»»

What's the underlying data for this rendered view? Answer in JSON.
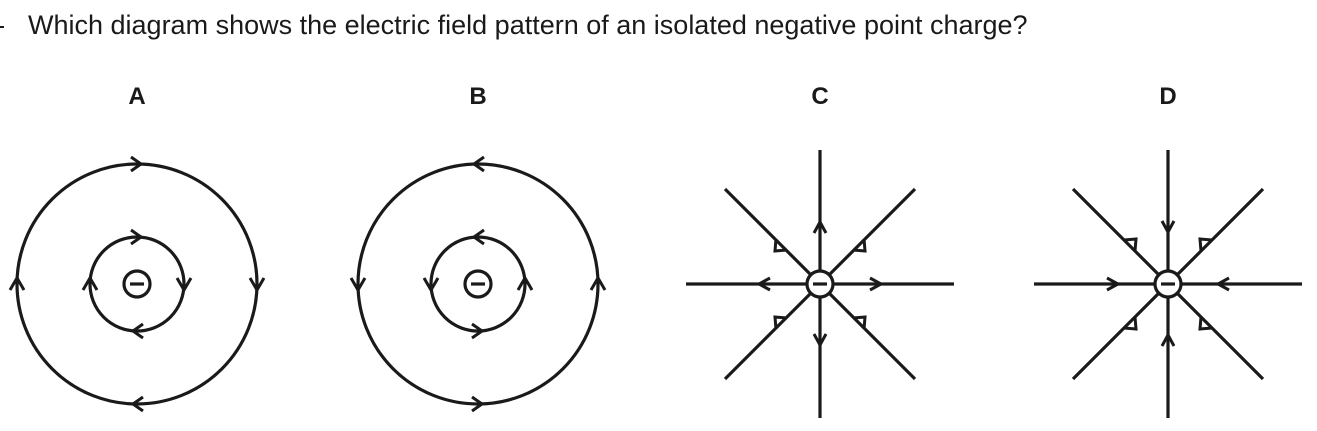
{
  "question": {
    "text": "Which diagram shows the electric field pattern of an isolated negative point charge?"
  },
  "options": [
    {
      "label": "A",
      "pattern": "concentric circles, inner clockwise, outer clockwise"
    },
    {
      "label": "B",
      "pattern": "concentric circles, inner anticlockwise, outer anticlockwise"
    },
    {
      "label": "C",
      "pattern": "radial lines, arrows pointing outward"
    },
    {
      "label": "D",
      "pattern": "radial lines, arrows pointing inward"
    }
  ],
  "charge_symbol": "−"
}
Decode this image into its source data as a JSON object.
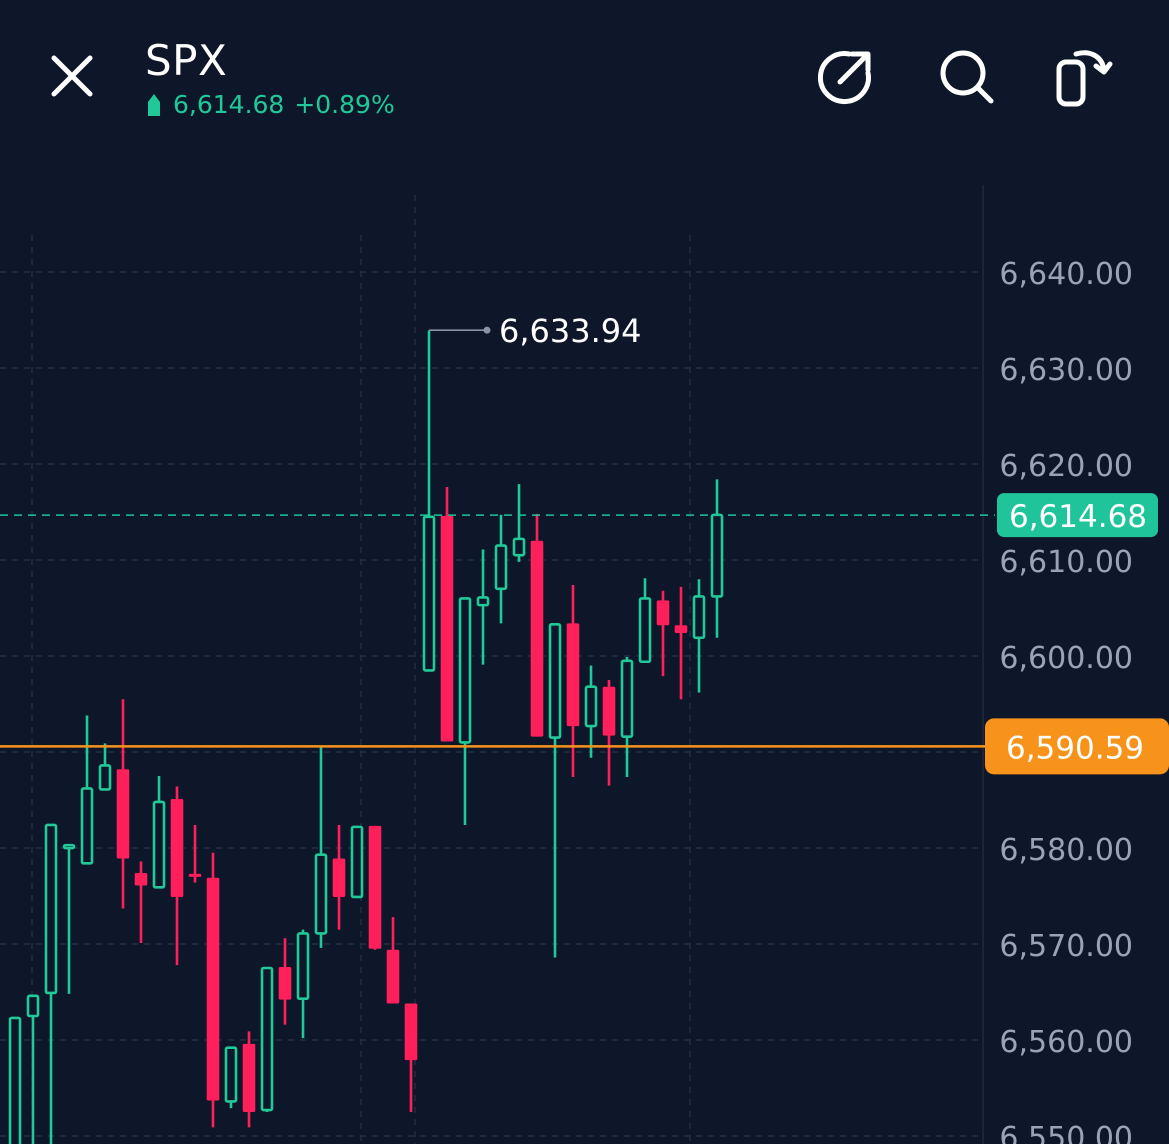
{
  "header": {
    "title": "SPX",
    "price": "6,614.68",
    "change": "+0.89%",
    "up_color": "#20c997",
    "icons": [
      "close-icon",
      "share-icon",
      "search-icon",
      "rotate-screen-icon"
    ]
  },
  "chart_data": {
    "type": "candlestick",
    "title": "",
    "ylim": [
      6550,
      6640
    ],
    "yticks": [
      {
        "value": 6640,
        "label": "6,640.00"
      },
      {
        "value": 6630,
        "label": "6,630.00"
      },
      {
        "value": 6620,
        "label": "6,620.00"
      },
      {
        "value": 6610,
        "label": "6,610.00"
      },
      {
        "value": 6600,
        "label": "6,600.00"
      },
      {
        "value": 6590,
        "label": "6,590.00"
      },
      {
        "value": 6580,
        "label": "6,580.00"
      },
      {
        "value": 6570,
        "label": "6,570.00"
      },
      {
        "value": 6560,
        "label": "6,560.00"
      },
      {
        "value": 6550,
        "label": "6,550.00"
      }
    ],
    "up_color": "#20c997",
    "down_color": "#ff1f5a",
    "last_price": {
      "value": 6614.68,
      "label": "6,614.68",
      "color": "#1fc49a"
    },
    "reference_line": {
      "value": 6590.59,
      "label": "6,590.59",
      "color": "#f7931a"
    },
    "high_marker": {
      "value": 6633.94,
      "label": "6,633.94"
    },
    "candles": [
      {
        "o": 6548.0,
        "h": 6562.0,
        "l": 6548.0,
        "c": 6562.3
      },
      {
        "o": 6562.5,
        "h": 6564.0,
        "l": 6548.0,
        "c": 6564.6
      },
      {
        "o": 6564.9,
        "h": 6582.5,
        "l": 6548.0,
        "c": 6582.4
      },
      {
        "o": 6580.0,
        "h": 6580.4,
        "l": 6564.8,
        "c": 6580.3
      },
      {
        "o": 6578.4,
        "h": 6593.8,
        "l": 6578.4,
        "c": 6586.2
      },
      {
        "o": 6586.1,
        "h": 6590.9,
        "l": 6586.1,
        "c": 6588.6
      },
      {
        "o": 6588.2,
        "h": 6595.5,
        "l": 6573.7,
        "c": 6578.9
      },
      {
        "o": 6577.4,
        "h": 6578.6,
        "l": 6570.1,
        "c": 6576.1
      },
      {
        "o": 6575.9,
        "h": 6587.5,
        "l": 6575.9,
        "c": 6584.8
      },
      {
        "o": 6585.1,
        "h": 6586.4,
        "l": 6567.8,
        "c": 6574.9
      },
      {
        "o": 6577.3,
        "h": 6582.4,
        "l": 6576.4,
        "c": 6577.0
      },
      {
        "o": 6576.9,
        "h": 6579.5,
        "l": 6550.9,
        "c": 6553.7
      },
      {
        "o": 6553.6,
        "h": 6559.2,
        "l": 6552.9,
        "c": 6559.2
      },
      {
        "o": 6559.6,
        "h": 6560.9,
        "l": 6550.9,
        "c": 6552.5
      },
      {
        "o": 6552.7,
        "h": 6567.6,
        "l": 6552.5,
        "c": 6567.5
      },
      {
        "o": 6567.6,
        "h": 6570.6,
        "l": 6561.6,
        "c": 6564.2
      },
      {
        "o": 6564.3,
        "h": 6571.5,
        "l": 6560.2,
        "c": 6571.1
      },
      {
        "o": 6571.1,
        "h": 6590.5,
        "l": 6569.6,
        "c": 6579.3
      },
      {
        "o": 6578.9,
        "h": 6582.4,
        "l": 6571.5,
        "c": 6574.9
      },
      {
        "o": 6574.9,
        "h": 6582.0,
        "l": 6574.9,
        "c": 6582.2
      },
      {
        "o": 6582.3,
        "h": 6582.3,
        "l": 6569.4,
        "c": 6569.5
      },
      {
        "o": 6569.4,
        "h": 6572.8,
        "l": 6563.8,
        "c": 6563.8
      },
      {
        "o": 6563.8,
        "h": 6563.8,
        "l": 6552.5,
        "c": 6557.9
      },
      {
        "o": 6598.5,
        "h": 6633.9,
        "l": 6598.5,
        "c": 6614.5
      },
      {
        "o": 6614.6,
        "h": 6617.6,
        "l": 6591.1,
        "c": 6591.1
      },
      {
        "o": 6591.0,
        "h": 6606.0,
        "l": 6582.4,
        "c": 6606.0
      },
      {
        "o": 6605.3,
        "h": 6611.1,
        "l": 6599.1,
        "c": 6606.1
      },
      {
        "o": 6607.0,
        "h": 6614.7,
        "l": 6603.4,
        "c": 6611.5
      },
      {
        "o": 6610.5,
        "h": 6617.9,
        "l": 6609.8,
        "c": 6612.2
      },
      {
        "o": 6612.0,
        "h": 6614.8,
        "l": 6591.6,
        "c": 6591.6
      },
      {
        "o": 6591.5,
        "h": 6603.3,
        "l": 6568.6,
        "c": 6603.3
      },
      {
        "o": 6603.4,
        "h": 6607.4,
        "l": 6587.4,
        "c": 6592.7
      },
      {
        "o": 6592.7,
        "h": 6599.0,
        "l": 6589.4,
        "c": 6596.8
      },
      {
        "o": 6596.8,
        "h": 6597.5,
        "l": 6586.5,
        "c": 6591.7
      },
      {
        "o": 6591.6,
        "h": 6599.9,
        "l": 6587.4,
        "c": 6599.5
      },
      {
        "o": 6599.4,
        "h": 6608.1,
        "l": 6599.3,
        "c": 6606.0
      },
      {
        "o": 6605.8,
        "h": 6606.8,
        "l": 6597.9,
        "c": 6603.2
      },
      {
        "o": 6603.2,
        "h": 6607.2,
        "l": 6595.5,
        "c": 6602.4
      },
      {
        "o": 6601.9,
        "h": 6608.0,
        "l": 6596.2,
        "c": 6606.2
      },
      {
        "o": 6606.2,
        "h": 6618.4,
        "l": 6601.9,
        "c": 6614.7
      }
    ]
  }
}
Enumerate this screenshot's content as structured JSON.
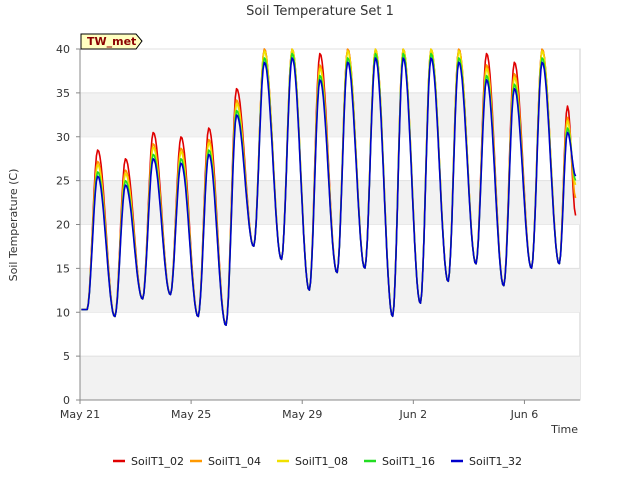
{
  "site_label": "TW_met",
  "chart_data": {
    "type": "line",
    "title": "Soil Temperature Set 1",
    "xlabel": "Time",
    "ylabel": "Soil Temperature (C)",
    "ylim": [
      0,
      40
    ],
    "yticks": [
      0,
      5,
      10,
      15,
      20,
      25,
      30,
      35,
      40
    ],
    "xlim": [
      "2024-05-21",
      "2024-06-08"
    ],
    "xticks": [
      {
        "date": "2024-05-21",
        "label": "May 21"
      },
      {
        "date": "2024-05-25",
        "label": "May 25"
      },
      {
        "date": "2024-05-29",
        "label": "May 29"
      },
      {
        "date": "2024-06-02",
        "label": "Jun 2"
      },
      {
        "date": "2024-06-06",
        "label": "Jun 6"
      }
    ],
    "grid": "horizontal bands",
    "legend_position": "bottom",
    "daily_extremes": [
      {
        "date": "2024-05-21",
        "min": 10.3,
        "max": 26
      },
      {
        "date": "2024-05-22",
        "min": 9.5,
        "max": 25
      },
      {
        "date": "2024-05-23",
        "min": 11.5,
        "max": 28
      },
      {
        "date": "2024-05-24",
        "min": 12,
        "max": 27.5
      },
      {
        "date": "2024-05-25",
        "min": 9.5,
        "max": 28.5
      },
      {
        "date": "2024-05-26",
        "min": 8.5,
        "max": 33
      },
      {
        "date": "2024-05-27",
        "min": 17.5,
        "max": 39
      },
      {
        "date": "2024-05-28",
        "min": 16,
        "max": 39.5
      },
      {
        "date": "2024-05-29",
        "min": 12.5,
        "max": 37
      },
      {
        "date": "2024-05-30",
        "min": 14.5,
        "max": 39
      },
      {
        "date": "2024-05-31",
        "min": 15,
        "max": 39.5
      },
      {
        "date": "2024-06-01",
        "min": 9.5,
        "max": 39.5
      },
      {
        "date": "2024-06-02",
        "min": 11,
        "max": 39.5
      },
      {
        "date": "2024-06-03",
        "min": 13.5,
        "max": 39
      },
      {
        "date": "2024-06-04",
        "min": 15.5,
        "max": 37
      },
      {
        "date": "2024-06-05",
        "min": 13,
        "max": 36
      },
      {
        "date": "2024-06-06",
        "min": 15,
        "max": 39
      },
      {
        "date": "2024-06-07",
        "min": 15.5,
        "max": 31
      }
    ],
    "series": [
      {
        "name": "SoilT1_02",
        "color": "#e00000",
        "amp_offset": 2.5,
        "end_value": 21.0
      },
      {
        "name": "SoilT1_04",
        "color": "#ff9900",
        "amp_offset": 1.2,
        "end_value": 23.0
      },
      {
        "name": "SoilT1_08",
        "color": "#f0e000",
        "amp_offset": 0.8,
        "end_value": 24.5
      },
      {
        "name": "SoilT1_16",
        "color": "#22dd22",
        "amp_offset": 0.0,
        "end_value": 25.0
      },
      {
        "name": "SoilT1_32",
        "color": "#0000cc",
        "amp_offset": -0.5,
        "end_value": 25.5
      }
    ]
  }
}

««

▶ _WRITTEN PROBLEM_
Gather all lines with the string "name" from the data.

▶ _ANSWER TO THE EXERCISE_
        "name": "SoilT1_02",
        "name": "SoilT1_04",
        "name": "SoilT1_08",
        "name": "SoilT1_16",
        "name": "SoilT1_32",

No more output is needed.